═══ AVAILABLE RECORDS ═══

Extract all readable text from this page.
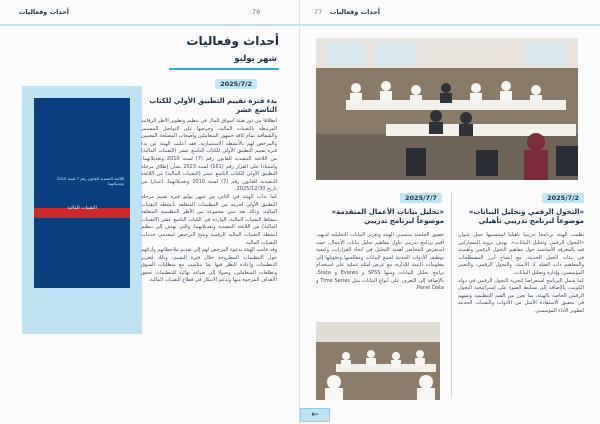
أحداث وفعاليات	78
أحداث وفعاليات
شهر يوليو
2025/7/2
اللائحة التنفيذية للقانون رقم 7 لسنة 2010 وتعديلاتهما
التقنيات المالية
بدء فترة تقييم التطبيق الأولي للكتاب التاسع عشر
انطلاقا من دور هيئة أسواق المال في تنظيم وتطوير الأطر الرقابية المرتبطة بالتقنيات المالية، وحرصها على التواصل المستمر والشفافية تمام كافة جمهور المتعاملين وأصحاب المصلحة المعنيين والمرخص لهم بالأنشطة الاستثمارية، فقد أعلنت الهيئة عن بدء فترة تقييم التطبيق الأولي للكتاب التاسع عشر (التقنيات المالية) من اللائحة التنفيذية للقانون رقم (7) لسنة 2010 وتعديلاتهما. واستنادا على القرار رقم (161) لسنة 2023 بشأن إطلاق مرحلة التطبيق الأولي للكتاب التاسع عشر (التقنيات المالية) من اللائحة التنفيذية للقانون رقم (7) لسنة 2010 وتعديلاتهما، اعتبارا من تاريخ 2025/12/30.
كما بدأت الهيئة في الثاني من شهر يوليو فترة تقييم مرحلة التطبيق الأولي لحزمة من التنظيمات المتعلقة بأنشطة التقنيات المالية، وذلك بعد تبني مجموعة من الأطر التنظيمية المتعلقة بنشاط التقنيات المالية، الواردة في الكتاب التاسع عشر (التقنيات المالية) من اللائحة التنفيذية وتعديلاتهما، والتي تهدف إلى تنظيم أنشطة التقنيات المالية الرقمية ومنح الترخيص لمقدمي خدمات التقنيات المالية.
وقد قامت الهيئة بدعوة المرخص لهم إلى تقديم ملاحظاتهم وآرائهم حول التنظيمات المطروحة خلال فترة التقييم، وذلك لتعزيز التنظيمات وإعادة النظر فيها بما يتناسب مع متطلبات السوق وتطلعات المتعاملين، وصولا إلى صياغة نهائية للتنظيمات تحقق الأهداف المرجوة منها وتدعم الابتكار في قطاع التقنيات المالية.
77 أحداث وفعاليات
2025/7/2
«التحول الرقمي وتحليل البيانات» موضوعاً لبرنامج تدريبي تأهيلي
نظمت الهيئة برنامجا تدريبيا تأهيليا لمنتسبيها حمل عنوان «التحول الرقمي وتحليل البيانات»، بهدف تزويد المشاركين فيه بالمعرفة الأساسية حول مفاهيم التحول الرقمي وأهميته في بيئات العمل الحديثة، مع إيضاح أبرز المصطلحات والمفاهيم ذات الصلة كـ الأتمتة، والتحول الرقمي، والتغيير المؤسسي، وإدارة وتحليل البيانات.
كما شمل البرنامج استعراضا لتجربة التحول الرقمي في دولة الكويت، بالإضافة إلى تسليط الضوء على إستراتيجية التحول الرقمي الخاصة بالهيئة، بما يعزز من القيم التنظيمية ويسهم في تحقيق الاستفادة الأمثل من الأدوات والتقنيات الحديثة لتطوير الأداء المؤسسي.
2025/7/7
«تحليل بيانات الأعمال المتقدمة» موضوعاً لبرنامج تدريبي
حضور الجلسة منتسبي الهيئة وتعزيز البيانات التحليلية لديهم، أقيم برنامج تدريبي تناول مفاهيم تحليل بيانات الأعمال، حيث استعرض المحاضر أهمية التحليل في اتخاذ القرارات، وكيفية توظيف الأدوات الحديثة لجمع البيانات ومعالجتها وتحويلها إلى معلومات داعمة للإدارة، مع عرض أمثلة عملية على استخدام برامج تحليل البيانات ومنها SPSS و Eviews و Stata، بالإضافة إلى التعرف على أنواع البيانات مثل Time Series و Panel Data.
←
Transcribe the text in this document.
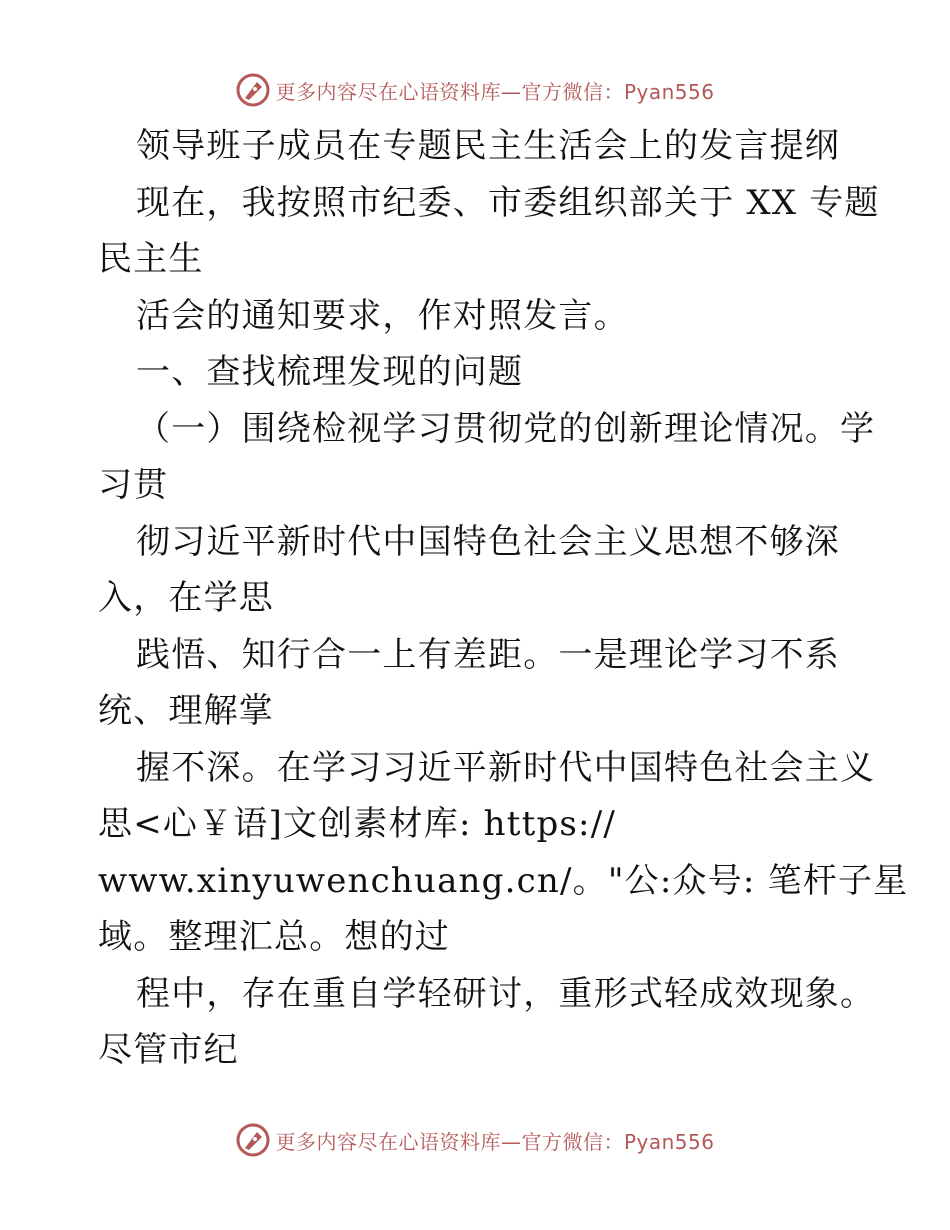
更多内容尽在心语资料库—官方微信：Pyan556
领导班子成员在专题民主生活会上的发言提纲
现在，我按照市纪委、市委组织部关于 XX 专题
民主生
活会的通知要求，作对照发言。
一、查找梳理发现的问题
（一）围绕检视学习贯彻党的创新理论情况。学
习贯
彻习近平新时代中国特色社会主义思想不够深
入，在学思
践悟、知行合一上有差距。一是理论学习不系
统、理解掌
握不深。在学习习近平新时代中国特色社会主义
思<心￥语]文创素材库: https://
www.xinyuwenchuang.cn/。"公:众号: 笔杆子星
域。整理汇总。想的过
程中，存在重自学轻研讨，重形式轻成效现象。
尽管市纪
更多内容尽在心语资料库—官方微信：Pyan556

═══

SET PROBLEM >> Search the data above for lines holding "وفعاليات" and copy each of them.

PROBLEM SOLUTION >>
أحداث وفعاليات	78
أحداث وفعاليات
77 أحداث وفعاليات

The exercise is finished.